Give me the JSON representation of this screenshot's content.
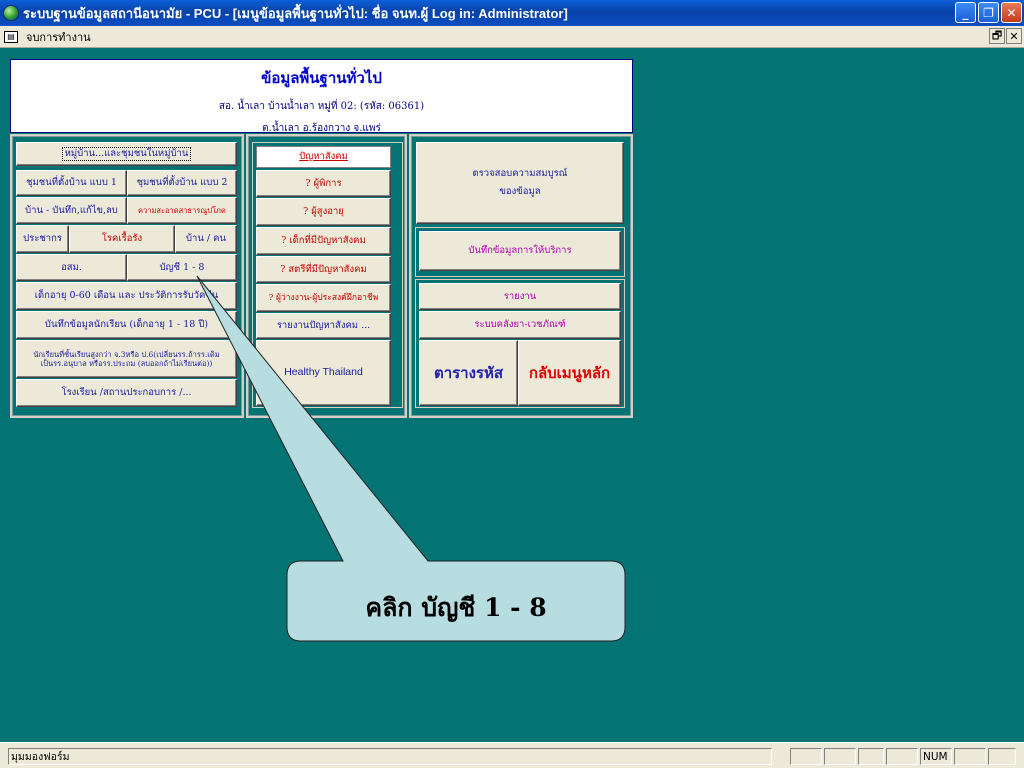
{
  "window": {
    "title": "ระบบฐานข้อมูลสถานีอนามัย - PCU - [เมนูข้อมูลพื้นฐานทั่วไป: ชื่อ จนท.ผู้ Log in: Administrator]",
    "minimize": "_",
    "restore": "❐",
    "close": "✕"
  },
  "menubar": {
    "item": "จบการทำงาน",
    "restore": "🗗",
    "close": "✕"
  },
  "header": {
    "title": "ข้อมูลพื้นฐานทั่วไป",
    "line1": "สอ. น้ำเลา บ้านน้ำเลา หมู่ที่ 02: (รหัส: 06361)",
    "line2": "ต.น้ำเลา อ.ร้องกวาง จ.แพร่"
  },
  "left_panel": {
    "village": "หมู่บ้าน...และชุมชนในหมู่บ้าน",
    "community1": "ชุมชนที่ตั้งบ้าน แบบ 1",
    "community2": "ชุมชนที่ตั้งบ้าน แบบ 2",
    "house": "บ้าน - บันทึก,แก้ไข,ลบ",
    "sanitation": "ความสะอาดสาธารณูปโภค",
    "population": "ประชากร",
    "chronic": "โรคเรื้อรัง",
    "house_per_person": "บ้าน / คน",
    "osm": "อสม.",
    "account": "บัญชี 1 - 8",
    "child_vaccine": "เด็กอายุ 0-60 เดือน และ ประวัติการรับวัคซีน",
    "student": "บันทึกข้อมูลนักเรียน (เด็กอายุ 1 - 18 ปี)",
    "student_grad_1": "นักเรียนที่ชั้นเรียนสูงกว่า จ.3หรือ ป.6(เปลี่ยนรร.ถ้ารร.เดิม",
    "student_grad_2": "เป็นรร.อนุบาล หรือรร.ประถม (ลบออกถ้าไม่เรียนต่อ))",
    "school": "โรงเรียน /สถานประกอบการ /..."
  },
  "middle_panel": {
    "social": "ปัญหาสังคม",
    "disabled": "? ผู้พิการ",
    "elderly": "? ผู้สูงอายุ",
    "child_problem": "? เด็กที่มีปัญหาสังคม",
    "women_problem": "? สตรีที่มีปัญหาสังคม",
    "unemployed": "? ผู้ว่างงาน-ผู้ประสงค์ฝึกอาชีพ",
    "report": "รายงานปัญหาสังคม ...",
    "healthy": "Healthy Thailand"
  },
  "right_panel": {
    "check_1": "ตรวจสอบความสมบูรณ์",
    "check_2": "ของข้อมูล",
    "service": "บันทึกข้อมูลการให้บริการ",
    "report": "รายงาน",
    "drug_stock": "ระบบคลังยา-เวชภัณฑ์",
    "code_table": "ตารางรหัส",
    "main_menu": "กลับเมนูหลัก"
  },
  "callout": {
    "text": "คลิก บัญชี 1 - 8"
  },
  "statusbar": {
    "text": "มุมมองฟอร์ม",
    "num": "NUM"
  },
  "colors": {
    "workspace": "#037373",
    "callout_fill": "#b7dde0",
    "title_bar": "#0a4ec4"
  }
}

-------

Your answer should be a single number: the count of lines in the entries that contain the word "มชนท".

2